» WHAT IS EXPECTED
Repeat all entries exactly.

» MATERIALS PROVIDED
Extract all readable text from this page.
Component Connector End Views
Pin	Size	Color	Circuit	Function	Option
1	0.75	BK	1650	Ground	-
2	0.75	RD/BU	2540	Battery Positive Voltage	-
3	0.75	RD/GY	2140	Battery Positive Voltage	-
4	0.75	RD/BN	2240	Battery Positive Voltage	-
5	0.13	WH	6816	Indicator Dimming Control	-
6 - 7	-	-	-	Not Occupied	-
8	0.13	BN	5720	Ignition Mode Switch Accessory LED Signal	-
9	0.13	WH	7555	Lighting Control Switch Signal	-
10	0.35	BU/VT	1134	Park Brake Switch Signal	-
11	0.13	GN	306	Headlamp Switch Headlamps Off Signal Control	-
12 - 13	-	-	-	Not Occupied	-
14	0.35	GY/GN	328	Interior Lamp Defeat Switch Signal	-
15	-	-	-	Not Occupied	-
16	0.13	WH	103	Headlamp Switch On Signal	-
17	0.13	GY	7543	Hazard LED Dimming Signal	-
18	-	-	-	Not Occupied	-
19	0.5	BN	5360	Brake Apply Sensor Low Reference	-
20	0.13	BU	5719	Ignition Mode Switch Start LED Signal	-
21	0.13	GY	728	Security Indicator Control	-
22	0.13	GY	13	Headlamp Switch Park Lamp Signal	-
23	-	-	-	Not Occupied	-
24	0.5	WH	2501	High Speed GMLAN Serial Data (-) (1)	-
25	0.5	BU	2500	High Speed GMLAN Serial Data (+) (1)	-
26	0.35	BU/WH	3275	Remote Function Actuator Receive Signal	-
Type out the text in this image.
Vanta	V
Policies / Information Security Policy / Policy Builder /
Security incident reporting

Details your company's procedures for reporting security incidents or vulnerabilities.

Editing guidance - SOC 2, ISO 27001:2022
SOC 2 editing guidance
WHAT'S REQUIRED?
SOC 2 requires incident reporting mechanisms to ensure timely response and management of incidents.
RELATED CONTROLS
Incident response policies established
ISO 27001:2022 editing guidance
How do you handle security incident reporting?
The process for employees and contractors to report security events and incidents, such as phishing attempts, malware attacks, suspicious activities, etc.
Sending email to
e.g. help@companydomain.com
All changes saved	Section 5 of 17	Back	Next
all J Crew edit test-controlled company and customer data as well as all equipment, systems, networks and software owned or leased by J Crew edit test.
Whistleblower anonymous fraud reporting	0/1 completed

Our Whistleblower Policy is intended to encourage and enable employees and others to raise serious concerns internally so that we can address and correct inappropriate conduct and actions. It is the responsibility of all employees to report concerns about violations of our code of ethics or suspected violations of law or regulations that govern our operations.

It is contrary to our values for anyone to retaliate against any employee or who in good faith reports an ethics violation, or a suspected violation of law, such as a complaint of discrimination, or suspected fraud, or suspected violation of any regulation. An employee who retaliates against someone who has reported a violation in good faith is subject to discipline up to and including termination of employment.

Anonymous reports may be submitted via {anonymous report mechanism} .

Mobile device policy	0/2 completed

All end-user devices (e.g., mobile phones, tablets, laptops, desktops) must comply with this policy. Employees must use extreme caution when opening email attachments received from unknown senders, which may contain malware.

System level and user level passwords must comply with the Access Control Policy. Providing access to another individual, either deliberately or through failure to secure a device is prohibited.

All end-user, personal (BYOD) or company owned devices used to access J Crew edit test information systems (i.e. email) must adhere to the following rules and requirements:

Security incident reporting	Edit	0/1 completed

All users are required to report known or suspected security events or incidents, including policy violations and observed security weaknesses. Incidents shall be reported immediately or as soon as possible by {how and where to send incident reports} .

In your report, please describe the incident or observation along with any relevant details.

» ANSWER IN FULL
Extract all readable text from this page.
Component Connector End Views
Pin	Size	Color	Circuit	Function	Option
1	0.75	BK	1650	Ground	-
2	0.75	RD/BU	2540	Battery Positive Voltage	-
3	0.75	RD/GY	2140	Battery Positive Voltage	-
4	0.75	RD/BN	2240	Battery Positive Voltage	-
5	0.13	WH	6816	Indicator Dimming Control	-
6 - 7	-	-	-	Not Occupied	-
8	0.13	BN	5720	Ignition Mode Switch Accessory LED Signal	-
9	0.13	WH	7555	Lighting Control Switch Signal	-
10	0.35	BU/VT	1134	Park Brake Switch Signal	-
11	0.13	GN	306	Headlamp Switch Headlamps Off Signal Control	-
12 - 13	-	-	-	Not Occupied	-
14	0.35	GY/GN	328	Interior Lamp Defeat Switch Signal	-
15	-	-	-	Not Occupied	-
16	0.13	WH	103	Headlamp Switch On Signal	-
17	0.13	GY	7543	Hazard LED Dimming Signal	-
18	-	-	-	Not Occupied	-
19	0.5	BN	5360	Brake Apply Sensor Low Reference	-
20	0.13	BU	5719	Ignition Mode Switch Start LED Signal	-
21	0.13	GY	728	Security Indicator Control	-
22	0.13	GY	13	Headlamp Switch Park Lamp Signal	-
23	-	-	-	Not Occupied	-
24	0.5	WH	2501	High Speed GMLAN Serial Data (-) (1)	-
25	0.5	BU	2500	High Speed GMLAN Serial Data (+) (1)	-
26	0.35	BU/WH	3275	Remote Function Actuator Receive Signal	-
Type out the text in this image.
Vanta	V
Policies / Information Security Policy / Policy Builder /
Security incident reporting

Details your company's procedures for reporting security incidents or vulnerabilities.

Editing guidance - SOC 2, ISO 27001:2022
SOC 2 editing guidance
WHAT'S REQUIRED?
SOC 2 requires incident reporting mechanisms to ensure timely response and management of incidents.
RELATED CONTROLS
Incident response policies established
ISO 27001:2022 editing guidance
How do you handle security incident reporting?
The process for employees and contractors to report security events and incidents, such as phishing attempts, malware attacks, suspicious activities, etc.
Sending email to
e.g. help@companydomain.com
All changes saved	Section 5 of 17	Back	Next
all J Crew edit test-controlled company and customer data as well as all equipment, systems, networks and software owned or leased by J Crew edit test.
Whistleblower anonymous fraud reporting	0/1 completed

Our Whistleblower Policy is intended to encourage and enable employees and others to raise serious concerns internally so that we can address and correct inappropriate conduct and actions. It is the responsibility of all employees to report concerns about violations of our code of ethics or suspected violations of law or regulations that govern our operations.

It is contrary to our values for anyone to retaliate against any employee or who in good faith reports an ethics violation, or a suspected violation of law, such as a complaint of discrimination, or suspected fraud, or suspected violation of any regulation. An employee who retaliates against someone who has reported a violation in good faith is subject to discipline up to and including termination of employment.

Anonymous reports may be submitted via {anonymous report mechanism} .

Mobile device policy	0/2 completed

All end-user devices (e.g., mobile phones, tablets, laptops, desktops) must comply with this policy. Employees must use extreme caution when opening email attachments received from unknown senders, which may contain malware.

System level and user level passwords must comply with the Access Control Policy. Providing access to another individual, either deliberately or through failure to secure a device is prohibited.

All end-user, personal (BYOD) or company owned devices used to access J Crew edit test information systems (i.e. email) must adhere to the following rules and requirements:

Security incident reporting	Edit	0/1 completed

All users are required to report known or suspected security events or incidents, including policy violations and observed security weaknesses. Incidents shall be reported immediately or as soon as possible by {how and where to send incident reports} .

In your report, please describe the incident or observation along with any relevant details.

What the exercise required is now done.